* **PROBLEM TO SOLVE**
Every line below that holds "positive" must be copied.

::::

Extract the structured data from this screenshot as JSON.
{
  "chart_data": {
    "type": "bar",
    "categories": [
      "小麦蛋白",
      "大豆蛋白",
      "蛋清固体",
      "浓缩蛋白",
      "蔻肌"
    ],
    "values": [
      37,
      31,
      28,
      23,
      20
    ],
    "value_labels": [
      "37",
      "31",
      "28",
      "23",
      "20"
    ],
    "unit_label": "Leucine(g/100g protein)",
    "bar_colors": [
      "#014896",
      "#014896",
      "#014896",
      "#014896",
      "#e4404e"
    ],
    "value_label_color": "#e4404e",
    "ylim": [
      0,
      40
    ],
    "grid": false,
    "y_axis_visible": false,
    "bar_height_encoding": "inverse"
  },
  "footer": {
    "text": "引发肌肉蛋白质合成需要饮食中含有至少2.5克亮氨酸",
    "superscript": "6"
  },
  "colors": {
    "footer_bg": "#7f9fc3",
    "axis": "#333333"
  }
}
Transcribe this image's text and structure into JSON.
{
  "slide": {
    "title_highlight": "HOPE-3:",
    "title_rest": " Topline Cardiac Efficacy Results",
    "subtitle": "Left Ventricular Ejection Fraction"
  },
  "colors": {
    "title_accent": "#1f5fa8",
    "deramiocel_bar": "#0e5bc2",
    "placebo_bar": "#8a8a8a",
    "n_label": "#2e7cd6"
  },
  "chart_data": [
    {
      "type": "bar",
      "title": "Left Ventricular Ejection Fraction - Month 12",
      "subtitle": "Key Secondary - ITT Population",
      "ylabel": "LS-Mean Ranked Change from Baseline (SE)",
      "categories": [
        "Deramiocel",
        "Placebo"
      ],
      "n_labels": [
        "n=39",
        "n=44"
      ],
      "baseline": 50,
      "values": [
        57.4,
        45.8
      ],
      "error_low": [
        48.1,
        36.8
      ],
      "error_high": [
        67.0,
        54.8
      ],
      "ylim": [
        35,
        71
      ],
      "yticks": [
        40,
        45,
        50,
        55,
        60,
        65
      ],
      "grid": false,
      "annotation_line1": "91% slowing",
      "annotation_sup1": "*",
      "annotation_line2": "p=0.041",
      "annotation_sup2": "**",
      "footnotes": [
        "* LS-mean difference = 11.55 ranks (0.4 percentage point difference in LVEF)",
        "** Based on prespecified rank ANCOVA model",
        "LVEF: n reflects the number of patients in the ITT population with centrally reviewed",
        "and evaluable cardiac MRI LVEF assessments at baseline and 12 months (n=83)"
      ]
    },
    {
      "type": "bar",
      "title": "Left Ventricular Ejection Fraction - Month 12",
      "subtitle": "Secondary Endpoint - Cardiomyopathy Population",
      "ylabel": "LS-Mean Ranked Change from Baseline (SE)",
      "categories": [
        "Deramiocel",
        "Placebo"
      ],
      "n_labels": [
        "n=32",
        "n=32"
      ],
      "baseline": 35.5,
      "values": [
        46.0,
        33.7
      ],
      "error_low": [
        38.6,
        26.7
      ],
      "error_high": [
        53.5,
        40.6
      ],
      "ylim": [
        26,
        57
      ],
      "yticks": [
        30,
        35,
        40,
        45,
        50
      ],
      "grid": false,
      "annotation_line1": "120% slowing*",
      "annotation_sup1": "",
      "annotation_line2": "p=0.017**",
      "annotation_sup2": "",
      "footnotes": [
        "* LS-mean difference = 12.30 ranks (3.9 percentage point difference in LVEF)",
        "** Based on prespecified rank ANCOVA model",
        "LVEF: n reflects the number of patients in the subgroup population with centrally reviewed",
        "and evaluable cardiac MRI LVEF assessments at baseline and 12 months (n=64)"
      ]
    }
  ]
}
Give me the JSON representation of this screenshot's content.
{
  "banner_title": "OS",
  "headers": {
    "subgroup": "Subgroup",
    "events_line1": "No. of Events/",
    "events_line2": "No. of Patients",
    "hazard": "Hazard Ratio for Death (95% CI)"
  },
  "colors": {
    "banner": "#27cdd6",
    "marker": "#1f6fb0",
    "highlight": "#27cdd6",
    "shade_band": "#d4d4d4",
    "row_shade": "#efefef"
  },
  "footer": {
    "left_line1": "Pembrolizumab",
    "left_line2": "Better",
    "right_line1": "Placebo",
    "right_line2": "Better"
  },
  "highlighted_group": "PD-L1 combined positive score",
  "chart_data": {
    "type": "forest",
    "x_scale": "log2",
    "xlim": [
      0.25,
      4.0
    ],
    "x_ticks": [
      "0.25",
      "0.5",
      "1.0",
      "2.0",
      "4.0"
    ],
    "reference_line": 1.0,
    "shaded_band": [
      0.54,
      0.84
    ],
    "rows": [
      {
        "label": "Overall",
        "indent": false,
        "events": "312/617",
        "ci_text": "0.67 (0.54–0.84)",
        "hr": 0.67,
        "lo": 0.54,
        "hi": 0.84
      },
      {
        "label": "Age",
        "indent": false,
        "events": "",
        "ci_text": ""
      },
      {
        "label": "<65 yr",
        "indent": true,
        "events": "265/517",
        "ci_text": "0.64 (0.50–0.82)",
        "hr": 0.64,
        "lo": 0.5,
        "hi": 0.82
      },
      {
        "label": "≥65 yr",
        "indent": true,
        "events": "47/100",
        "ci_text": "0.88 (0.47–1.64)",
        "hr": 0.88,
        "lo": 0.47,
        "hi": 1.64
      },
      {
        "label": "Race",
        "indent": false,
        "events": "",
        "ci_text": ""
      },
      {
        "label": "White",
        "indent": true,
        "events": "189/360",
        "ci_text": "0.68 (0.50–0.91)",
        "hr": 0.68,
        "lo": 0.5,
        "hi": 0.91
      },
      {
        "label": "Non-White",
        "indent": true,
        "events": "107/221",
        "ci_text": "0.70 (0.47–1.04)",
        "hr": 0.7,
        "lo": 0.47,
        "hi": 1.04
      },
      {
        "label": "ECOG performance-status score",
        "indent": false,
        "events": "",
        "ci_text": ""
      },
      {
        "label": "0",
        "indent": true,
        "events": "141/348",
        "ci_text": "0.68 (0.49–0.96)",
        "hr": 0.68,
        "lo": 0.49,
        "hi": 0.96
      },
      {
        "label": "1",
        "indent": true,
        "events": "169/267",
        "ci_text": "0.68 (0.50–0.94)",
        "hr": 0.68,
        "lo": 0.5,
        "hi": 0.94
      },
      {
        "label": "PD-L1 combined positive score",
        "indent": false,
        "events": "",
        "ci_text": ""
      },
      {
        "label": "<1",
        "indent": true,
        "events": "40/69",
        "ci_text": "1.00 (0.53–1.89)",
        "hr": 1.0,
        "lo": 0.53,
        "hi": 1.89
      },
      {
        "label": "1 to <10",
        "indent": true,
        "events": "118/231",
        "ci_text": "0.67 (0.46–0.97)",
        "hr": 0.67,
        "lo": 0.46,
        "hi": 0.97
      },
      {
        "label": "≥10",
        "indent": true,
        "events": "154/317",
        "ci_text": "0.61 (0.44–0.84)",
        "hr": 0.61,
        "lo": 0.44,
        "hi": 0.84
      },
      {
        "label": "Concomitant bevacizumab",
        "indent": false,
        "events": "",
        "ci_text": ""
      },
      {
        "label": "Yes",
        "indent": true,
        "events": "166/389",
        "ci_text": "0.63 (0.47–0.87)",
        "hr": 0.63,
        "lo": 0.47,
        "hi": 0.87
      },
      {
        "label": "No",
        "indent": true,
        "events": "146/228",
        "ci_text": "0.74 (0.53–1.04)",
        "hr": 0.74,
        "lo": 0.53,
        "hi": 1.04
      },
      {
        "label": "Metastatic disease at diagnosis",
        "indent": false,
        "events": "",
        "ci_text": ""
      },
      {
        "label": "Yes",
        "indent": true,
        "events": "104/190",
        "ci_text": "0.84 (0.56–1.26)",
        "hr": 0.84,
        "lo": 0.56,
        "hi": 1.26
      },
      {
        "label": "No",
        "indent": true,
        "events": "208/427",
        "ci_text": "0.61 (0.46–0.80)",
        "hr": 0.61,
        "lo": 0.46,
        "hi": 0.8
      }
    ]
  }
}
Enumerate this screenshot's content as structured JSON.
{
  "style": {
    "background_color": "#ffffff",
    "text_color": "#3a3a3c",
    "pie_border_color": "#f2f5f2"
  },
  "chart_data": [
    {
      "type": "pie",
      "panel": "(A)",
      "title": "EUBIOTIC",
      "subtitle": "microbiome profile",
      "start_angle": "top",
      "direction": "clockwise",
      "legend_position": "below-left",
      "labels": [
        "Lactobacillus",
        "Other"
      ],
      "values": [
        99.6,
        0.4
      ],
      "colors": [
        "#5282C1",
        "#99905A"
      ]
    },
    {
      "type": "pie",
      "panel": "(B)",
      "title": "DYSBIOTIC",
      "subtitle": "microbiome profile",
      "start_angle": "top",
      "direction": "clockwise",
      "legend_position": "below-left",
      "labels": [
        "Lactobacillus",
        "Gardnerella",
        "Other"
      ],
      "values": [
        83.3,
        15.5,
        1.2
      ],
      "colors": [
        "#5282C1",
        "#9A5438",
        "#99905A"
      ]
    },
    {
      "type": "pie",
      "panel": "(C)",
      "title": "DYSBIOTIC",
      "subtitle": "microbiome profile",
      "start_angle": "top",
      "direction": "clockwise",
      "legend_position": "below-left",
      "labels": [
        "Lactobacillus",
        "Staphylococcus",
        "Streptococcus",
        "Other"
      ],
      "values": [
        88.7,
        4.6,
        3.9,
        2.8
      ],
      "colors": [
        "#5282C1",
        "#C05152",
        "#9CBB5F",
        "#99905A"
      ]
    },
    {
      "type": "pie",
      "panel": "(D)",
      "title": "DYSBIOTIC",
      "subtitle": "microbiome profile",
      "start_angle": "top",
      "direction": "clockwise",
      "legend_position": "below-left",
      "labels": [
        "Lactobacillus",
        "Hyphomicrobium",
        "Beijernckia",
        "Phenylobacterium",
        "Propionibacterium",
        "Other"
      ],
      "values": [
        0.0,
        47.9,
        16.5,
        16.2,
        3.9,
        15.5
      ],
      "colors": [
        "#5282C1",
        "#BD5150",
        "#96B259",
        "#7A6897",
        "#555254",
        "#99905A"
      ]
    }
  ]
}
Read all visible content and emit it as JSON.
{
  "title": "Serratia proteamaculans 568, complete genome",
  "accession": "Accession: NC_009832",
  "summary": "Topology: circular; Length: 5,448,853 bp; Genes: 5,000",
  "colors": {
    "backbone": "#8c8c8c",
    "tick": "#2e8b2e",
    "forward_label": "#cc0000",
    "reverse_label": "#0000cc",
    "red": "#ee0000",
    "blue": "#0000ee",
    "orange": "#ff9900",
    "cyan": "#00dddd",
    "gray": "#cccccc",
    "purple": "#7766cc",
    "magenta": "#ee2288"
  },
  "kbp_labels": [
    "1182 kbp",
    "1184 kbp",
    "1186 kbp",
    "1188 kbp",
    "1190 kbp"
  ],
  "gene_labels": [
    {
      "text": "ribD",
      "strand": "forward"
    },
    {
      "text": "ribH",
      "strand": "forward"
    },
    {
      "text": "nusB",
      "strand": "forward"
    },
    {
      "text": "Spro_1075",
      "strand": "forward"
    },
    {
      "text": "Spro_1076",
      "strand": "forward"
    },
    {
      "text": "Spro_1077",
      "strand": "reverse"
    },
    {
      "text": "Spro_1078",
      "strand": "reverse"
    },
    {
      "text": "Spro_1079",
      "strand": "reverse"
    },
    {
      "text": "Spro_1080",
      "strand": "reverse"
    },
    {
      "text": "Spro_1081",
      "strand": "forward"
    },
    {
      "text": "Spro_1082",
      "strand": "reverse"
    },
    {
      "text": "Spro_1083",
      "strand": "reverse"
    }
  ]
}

::::

* **RESPONSE BOX**
  "highlighted_group": "PD-L1 combined positive score",
        "label": "PD-L1 combined positive score",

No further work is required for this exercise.